Dataset rows:
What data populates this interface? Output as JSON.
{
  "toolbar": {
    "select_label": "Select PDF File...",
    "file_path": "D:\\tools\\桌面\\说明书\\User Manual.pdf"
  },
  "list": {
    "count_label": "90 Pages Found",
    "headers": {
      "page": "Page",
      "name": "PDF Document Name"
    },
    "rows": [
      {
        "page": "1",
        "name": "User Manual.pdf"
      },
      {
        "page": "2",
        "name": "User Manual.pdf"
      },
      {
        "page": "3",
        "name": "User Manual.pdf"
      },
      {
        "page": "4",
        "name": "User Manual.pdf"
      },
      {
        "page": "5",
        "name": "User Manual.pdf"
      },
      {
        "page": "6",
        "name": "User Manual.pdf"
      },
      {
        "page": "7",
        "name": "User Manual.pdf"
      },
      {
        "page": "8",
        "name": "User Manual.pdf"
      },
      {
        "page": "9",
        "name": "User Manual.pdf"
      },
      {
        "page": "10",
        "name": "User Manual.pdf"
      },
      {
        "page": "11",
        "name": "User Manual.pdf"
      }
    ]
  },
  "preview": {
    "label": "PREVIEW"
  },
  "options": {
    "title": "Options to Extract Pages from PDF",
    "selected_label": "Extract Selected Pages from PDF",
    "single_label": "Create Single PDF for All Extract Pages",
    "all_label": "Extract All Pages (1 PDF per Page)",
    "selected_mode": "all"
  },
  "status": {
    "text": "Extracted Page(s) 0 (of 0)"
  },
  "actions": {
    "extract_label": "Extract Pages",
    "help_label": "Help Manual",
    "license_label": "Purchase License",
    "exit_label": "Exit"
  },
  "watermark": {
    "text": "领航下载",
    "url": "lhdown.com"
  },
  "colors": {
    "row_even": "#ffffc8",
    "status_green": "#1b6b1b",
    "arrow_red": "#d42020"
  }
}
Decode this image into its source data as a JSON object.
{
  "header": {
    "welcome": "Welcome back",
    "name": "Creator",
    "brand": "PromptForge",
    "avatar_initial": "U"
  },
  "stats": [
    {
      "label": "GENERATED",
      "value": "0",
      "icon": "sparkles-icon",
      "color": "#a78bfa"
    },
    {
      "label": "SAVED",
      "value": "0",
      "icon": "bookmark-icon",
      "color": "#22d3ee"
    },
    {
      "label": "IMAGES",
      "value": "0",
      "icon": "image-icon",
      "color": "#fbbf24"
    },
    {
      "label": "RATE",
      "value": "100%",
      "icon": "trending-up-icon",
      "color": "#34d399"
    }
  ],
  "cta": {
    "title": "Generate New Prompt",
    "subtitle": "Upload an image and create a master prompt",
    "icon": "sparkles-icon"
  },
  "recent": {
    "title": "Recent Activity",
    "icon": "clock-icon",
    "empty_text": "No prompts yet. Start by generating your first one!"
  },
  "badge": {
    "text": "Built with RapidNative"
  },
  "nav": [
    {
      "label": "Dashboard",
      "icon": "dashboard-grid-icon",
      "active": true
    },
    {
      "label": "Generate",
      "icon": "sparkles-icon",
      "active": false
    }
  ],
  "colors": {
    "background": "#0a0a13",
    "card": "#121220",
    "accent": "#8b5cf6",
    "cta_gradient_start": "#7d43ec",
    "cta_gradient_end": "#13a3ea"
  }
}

What is needed – Write out every record, exactly as written.

Task result –
What data populates this interface? Output as JSON.
{
  "toolbar": {
    "select_label": "Select PDF File...",
    "file_path": "D:\\tools\\桌面\\说明书\\User Manual.pdf"
  },
  "list": {
    "count_label": "90 Pages Found",
    "headers": {
      "page": "Page",
      "name": "PDF Document Name"
    },
    "rows": [
      {
        "page": "1",
        "name": "User Manual.pdf"
      },
      {
        "page": "2",
        "name": "User Manual.pdf"
      },
      {
        "page": "3",
        "name": "User Manual.pdf"
      },
      {
        "page": "4",
        "name": "User Manual.pdf"
      },
      {
        "page": "5",
        "name": "User Manual.pdf"
      },
      {
        "page": "6",
        "name": "User Manual.pdf"
      },
      {
        "page": "7",
        "name": "User Manual.pdf"
      },
      {
        "page": "8",
        "name": "User Manual.pdf"
      },
      {
        "page": "9",
        "name": "User Manual.pdf"
      },
      {
        "page": "10",
        "name": "User Manual.pdf"
      },
      {
        "page": "11",
        "name": "User Manual.pdf"
      }
    ]
  },
  "preview": {
    "label": "PREVIEW"
  },
  "options": {
    "title": "Options to Extract Pages from PDF",
    "selected_label": "Extract Selected Pages from PDF",
    "single_label": "Create Single PDF for All Extract Pages",
    "all_label": "Extract All Pages (1 PDF per Page)",
    "selected_mode": "all"
  },
  "status": {
    "text": "Extracted Page(s) 0 (of 0)"
  },
  "actions": {
    "extract_label": "Extract Pages",
    "help_label": "Help Manual",
    "license_label": "Purchase License",
    "exit_label": "Exit"
  },
  "watermark": {
    "text": "领航下载",
    "url": "lhdown.com"
  },
  "colors": {
    "row_even": "#ffffc8",
    "status_green": "#1b6b1b",
    "arrow_red": "#d42020"
  }
}
Decode this image into its source data as a JSON object.
{
  "header": {
    "welcome": "Welcome back",
    "name": "Creator",
    "brand": "PromptForge",
    "avatar_initial": "U"
  },
  "stats": [
    {
      "label": "GENERATED",
      "value": "0",
      "icon": "sparkles-icon",
      "color": "#a78bfa"
    },
    {
      "label": "SAVED",
      "value": "0",
      "icon": "bookmark-icon",
      "color": "#22d3ee"
    },
    {
      "label": "IMAGES",
      "value": "0",
      "icon": "image-icon",
      "color": "#fbbf24"
    },
    {
      "label": "RATE",
      "value": "100%",
      "icon": "trending-up-icon",
      "color": "#34d399"
    }
  ],
  "cta": {
    "title": "Generate New Prompt",
    "subtitle": "Upload an image and create a master prompt",
    "icon": "sparkles-icon"
  },
  "recent": {
    "title": "Recent Activity",
    "icon": "clock-icon",
    "empty_text": "No prompts yet. Start by generating your first one!"
  },
  "badge": {
    "text": "Built with RapidNative"
  },
  "nav": [
    {
      "label": "Dashboard",
      "icon": "dashboard-grid-icon",
      "active": true
    },
    {
      "label": "Generate",
      "icon": "sparkles-icon",
      "active": false
    }
  ],
  "colors": {
    "background": "#0a0a13",
    "card": "#121220",
    "accent": "#8b5cf6",
    "cta_gradient_start": "#7d43ec",
    "cta_gradient_end": "#13a3ea"
  }
}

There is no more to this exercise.